WORK TO DO
Transcribe all of the data exactly. Omit the pictures.
-- begin MATERIAL SHOWN --
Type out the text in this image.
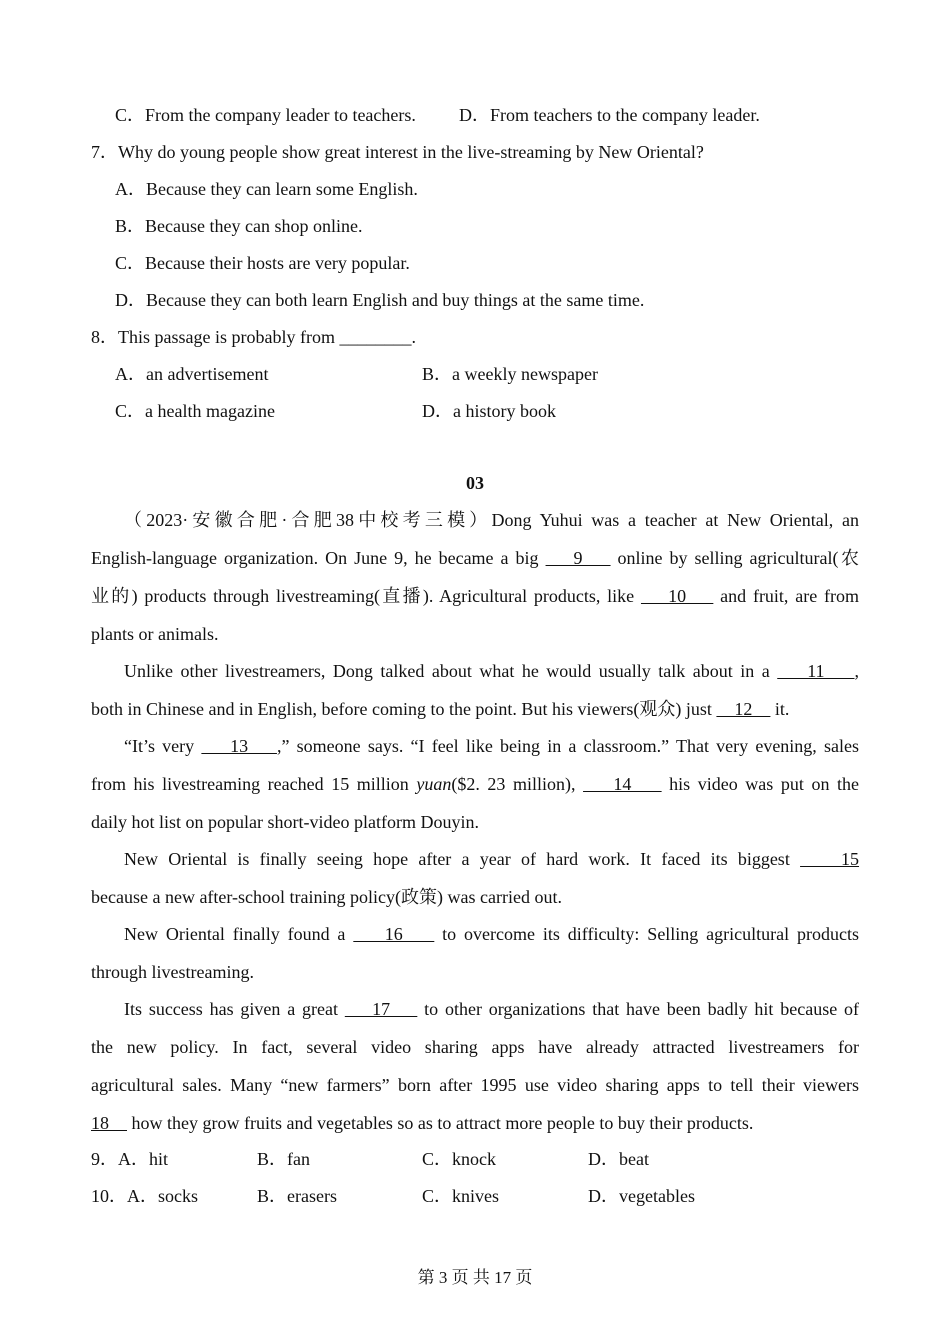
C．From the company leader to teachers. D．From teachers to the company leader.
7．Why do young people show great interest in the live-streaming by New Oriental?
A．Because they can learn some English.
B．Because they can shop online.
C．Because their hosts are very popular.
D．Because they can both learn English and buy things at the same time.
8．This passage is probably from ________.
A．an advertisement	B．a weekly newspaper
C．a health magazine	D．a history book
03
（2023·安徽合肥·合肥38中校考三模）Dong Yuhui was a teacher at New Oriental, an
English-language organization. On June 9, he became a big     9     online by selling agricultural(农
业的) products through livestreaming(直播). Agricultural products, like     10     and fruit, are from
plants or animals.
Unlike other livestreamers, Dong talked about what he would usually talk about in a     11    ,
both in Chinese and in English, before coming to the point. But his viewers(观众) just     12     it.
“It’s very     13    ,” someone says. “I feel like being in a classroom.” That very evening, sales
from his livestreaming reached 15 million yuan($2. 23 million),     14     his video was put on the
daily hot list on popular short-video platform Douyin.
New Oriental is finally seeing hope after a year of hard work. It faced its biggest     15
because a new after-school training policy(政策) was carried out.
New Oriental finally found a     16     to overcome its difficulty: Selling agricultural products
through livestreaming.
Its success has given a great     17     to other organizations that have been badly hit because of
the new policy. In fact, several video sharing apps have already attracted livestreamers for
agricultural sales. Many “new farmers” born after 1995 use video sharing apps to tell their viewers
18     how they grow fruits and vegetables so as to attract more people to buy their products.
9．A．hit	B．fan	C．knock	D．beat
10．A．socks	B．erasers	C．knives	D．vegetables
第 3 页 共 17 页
-- end MATERIAL SHOWN --
COMPLETED TASK
Type out the text in this image.
C．From the company leader to teachers. D．From teachers to the company leader.
7．Why do young people show great interest in the live-streaming by New Oriental?
A．Because they can learn some English.
B．Because they can shop online.
C．Because their hosts are very popular.
D．Because they can both learn English and buy things at the same time.
8．This passage is probably from ________.
A．an advertisement	B．a weekly newspaper
C．a health magazine	D．a history book
03
（2023·安徽合肥·合肥38中校考三模）Dong Yuhui was a teacher at New Oriental, an
English-language organization. On June 9, he became a big     9     online by selling agricultural(农
业的) products through livestreaming(直播). Agricultural products, like     10     and fruit, are from
plants or animals.
Unlike other livestreamers, Dong talked about what he would usually talk about in a     11    ,
both in Chinese and in English, before coming to the point. But his viewers(观众) just     12     it.
“It’s very     13    ,” someone says. “I feel like being in a classroom.” That very evening, sales
from his livestreaming reached 15 million yuan($2. 23 million),     14     his video was put on the
daily hot list on popular short-video platform Douyin.
New Oriental is finally seeing hope after a year of hard work. It faced its biggest     15
because a new after-school training policy(政策) was carried out.
New Oriental finally found a     16     to overcome its difficulty: Selling agricultural products
through livestreaming.
Its success has given a great     17     to other organizations that have been badly hit because of
the new policy. In fact, several video sharing apps have already attracted livestreamers for
agricultural sales. Many “new farmers” born after 1995 use video sharing apps to tell their viewers
18     how they grow fruits and vegetables so as to attract more people to buy their products.
9．A．hit	B．fan	C．knock	D．beat
10．A．socks	B．erasers	C．knives	D．vegetables
第 3 页 共 17 页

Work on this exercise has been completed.